# PROBLEM STATEMENT
Repeat every line of the listing below exactly, minus the pictures.

# LISTING
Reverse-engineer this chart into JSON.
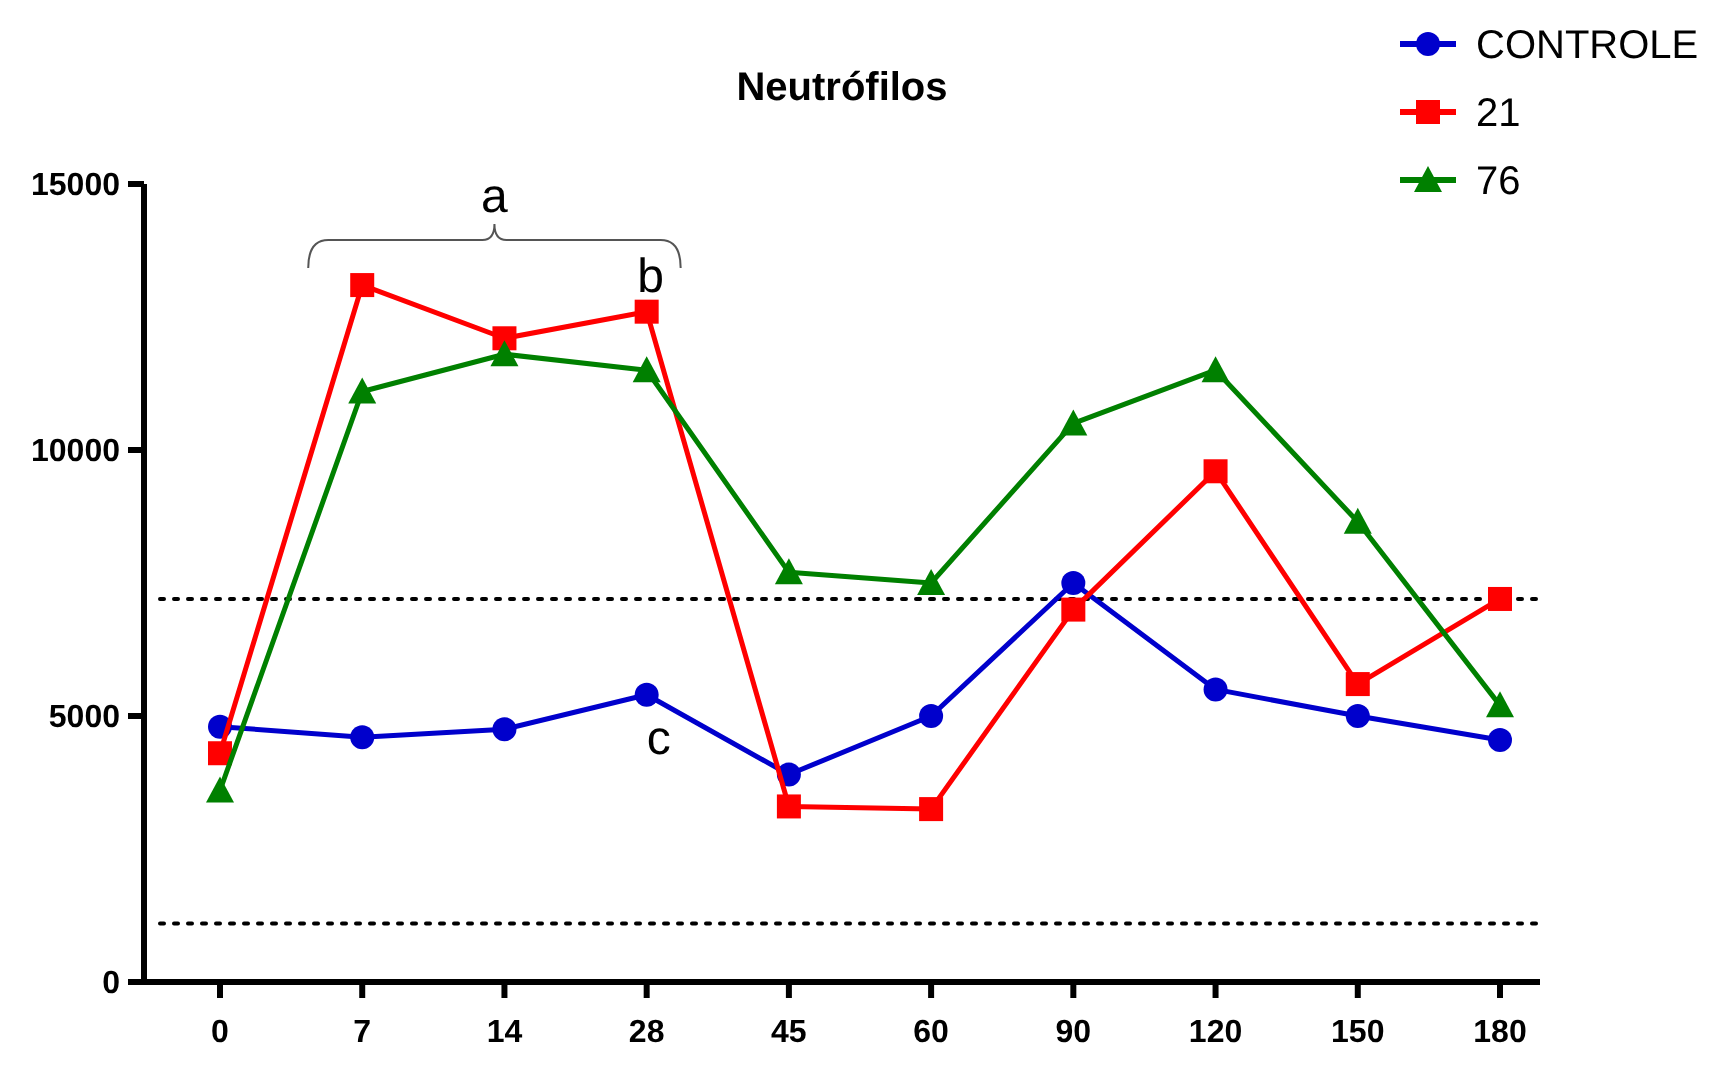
{
  "chart_data": {
    "type": "line",
    "title": "Neutrófilos",
    "categories": [
      "0",
      "7",
      "14",
      "28",
      "45",
      "60",
      "90",
      "120",
      "150",
      "180"
    ],
    "series": [
      {
        "name": "CONTROLE",
        "color": "#0000cc",
        "marker": "circle",
        "values": [
          4800,
          4600,
          4750,
          5400,
          3900,
          5000,
          7500,
          5500,
          5000,
          4550
        ]
      },
      {
        "name": "21",
        "color": "#ff0000",
        "marker": "square",
        "values": [
          4300,
          13100,
          12100,
          12600,
          3300,
          3250,
          7000,
          9600,
          5600,
          7200
        ]
      },
      {
        "name": "76",
        "color": "#008000",
        "marker": "triangle",
        "values": [
          3600,
          11100,
          11800,
          11500,
          7700,
          7500,
          10500,
          11500,
          8650,
          5200
        ]
      }
    ],
    "ylim": [
      0,
      15000
    ],
    "yticks": [
      0,
      5000,
      10000,
      15000
    ],
    "grid": false,
    "legend": "top right",
    "line_style": "solid",
    "ref_lines": [
      {
        "axis": "y",
        "value": 7200,
        "line_style": "dotted",
        "color": "#000000"
      },
      {
        "axis": "y",
        "value": 1100,
        "line_style": "dotted",
        "color": "#000000"
      }
    ],
    "annotations": [
      "a",
      "b",
      "c"
    ]
  }
}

# CORRECT RESPONSE
Reverse-engineer this chart into JSON.
{
  "chart_data": {
    "type": "line",
    "title": "Neutrófilos",
    "categories": [
      "0",
      "7",
      "14",
      "28",
      "45",
      "60",
      "90",
      "120",
      "150",
      "180"
    ],
    "series": [
      {
        "name": "CONTROLE",
        "color": "#0000cc",
        "marker": "circle",
        "values": [
          4800,
          4600,
          4750,
          5400,
          3900,
          5000,
          7500,
          5500,
          5000,
          4550
        ]
      },
      {
        "name": "21",
        "color": "#ff0000",
        "marker": "square",
        "values": [
          4300,
          13100,
          12100,
          12600,
          3300,
          3250,
          7000,
          9600,
          5600,
          7200
        ]
      },
      {
        "name": "76",
        "color": "#008000",
        "marker": "triangle",
        "values": [
          3600,
          11100,
          11800,
          11500,
          7700,
          7500,
          10500,
          11500,
          8650,
          5200
        ]
      }
    ],
    "ylim": [
      0,
      15000
    ],
    "yticks": [
      0,
      5000,
      10000,
      15000
    ],
    "grid": false,
    "legend": "top right",
    "line_style": "solid",
    "ref_lines": [
      {
        "axis": "y",
        "value": 7200,
        "line_style": "dotted",
        "color": "#000000"
      },
      {
        "axis": "y",
        "value": 1100,
        "line_style": "dotted",
        "color": "#000000"
      }
    ],
    "annotations": [
      "a",
      "b",
      "c"
    ]
  }
}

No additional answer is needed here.